-- start of Records to use --

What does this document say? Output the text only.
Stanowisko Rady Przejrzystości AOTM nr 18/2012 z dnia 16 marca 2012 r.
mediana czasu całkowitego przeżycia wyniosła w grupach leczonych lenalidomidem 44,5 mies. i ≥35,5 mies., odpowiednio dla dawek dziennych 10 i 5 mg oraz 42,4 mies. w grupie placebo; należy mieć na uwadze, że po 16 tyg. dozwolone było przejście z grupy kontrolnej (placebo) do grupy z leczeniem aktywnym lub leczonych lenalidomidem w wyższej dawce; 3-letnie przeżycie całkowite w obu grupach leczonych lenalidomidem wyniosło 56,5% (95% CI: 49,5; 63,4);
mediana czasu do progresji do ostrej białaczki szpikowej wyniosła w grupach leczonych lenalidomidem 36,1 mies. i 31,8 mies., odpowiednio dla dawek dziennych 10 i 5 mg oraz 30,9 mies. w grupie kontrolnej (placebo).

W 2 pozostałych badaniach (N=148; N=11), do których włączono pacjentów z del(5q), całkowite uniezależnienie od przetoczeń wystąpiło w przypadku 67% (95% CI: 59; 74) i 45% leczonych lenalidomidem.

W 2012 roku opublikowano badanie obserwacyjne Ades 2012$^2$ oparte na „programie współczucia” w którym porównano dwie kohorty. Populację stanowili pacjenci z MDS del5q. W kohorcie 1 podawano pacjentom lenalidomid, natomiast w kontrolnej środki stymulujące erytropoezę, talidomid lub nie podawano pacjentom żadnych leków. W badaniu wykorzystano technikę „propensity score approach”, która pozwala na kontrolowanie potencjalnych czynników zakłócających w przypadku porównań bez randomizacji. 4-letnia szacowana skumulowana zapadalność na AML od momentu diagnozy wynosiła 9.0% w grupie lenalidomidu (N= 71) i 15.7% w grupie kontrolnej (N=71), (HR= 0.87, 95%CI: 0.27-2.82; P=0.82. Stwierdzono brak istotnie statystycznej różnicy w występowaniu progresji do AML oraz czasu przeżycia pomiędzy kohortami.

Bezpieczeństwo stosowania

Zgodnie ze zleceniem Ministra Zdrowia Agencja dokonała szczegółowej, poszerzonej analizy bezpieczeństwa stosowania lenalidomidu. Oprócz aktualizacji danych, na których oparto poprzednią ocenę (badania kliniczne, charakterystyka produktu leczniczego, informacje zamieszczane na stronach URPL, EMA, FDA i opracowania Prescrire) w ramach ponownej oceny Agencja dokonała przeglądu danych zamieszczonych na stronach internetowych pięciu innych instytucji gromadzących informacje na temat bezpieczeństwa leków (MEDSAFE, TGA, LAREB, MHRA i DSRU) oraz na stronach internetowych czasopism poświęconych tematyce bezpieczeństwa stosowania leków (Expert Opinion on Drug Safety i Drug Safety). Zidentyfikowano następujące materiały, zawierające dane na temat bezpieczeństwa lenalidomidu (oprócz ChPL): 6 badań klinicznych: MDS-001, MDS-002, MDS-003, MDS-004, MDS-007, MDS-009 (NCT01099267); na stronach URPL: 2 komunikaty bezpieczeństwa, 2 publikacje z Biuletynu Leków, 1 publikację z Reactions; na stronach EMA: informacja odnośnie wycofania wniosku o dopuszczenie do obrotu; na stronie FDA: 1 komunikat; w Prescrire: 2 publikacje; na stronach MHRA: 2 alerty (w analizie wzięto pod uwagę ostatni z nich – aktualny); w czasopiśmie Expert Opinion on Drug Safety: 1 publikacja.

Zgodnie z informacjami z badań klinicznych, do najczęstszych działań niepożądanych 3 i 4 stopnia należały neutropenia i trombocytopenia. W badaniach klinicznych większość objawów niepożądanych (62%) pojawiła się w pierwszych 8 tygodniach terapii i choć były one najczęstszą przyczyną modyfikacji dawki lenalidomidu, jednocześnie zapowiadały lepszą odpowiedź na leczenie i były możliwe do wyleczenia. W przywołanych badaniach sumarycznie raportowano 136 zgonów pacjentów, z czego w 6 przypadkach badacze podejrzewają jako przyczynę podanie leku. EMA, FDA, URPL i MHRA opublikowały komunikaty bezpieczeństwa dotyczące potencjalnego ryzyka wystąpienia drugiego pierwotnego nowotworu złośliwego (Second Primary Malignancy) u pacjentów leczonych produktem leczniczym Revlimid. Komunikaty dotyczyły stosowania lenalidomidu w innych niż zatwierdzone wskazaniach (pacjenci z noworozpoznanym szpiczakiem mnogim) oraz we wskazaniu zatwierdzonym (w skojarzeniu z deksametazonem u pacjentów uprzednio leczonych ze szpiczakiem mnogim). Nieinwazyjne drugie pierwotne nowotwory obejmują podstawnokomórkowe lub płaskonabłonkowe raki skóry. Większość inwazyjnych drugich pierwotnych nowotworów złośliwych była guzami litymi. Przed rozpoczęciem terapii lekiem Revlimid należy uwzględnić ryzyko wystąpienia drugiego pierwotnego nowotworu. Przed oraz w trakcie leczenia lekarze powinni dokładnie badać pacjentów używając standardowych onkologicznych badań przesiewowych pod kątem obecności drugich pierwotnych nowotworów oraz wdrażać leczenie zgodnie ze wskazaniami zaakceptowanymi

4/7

-- end of Records to use --

→ What you have to do
Find and count the lines of the data that include the string "całkowite", and report that figure by itself.

→ Task result
2